**Reading text:**
.....

Thursday, January 29, 2026

J. Warren Smith on Justin Martyr's Theology of Baptismal Regeneration

  

Justin Martyr: Baptismal Rebirth as Illumination By the mid-second century, Justin interpreted baptismal rebirth (anagennēsis) in terms of illumination (phōtismos). He explicitly grounds the imperative for baptism in Jesus’s words, “Except you are born again, you will not enter into the kingdom of heaven” (John 3:3), and Isaiah’s words, “Wash, become clean. . . . Though your sins be as crimson, I will make them white as snow” (Isa 1:16, 18).

.....

**Provided material:**
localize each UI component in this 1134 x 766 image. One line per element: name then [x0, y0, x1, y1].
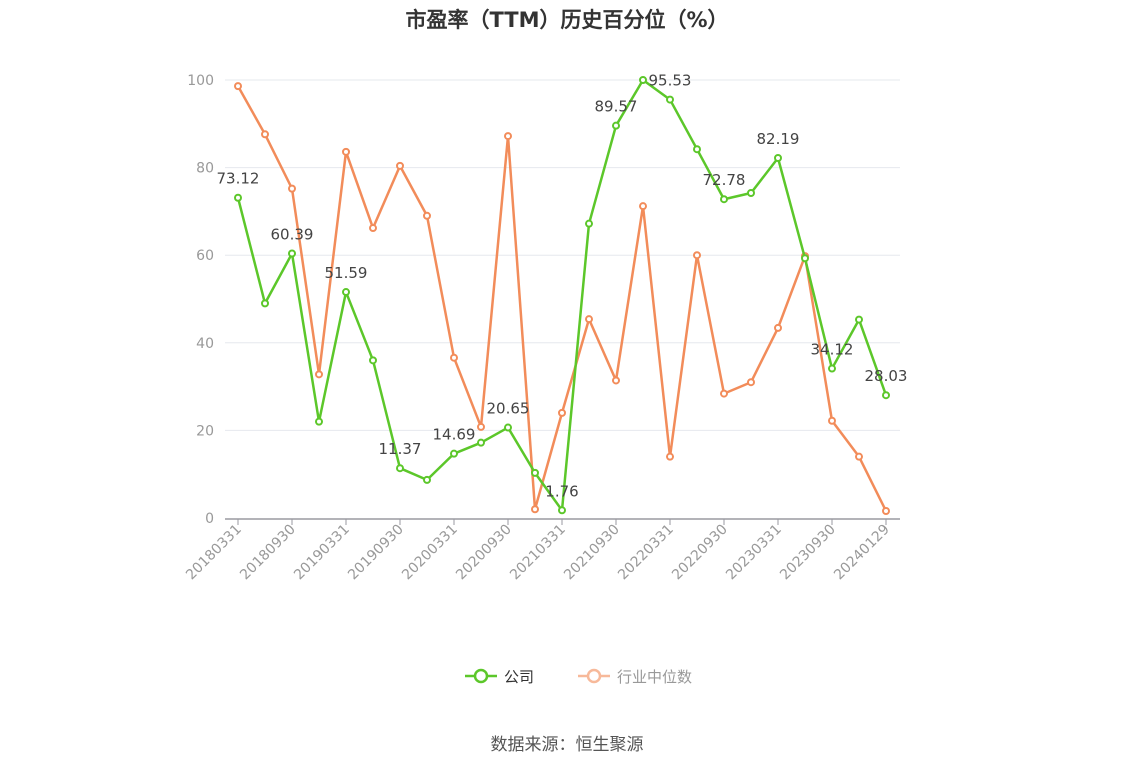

.....

**Given exercise 1:** According to the text on Justin Martyr, in terms of what did Justin interpret baptismal rebirth?
**Given exercise 2:** Copy the stretch of the text on Justin Martyr from "J. Warren Smith" through "(Isa 1:16, 18).".
The listing has no connection to the text on Justin Martyr.

**Exercise answer 1:** Justin interpreted baptismal rebirth in terms of illumination (phōtismos).

**Exercise answer 2:**
J. Warren Smith on Justin Martyr's Theology of Baptismal Regeneration

  

Justin Martyr: Baptismal Rebirth as Illumination By the mid-second century, Justin interpreted baptismal rebirth (anagennēsis) in terms of illumination (phōtismos). He explicitly grounds the imperative for baptism in Jesus’s words, “Except you are born again, you will not enter into the kingdom of heaven” (John 3:3), and Isaiah’s words, “Wash, become clean. . . . Though your sins be as crimson, I will make them white as snow” (Isa 1:16, 18).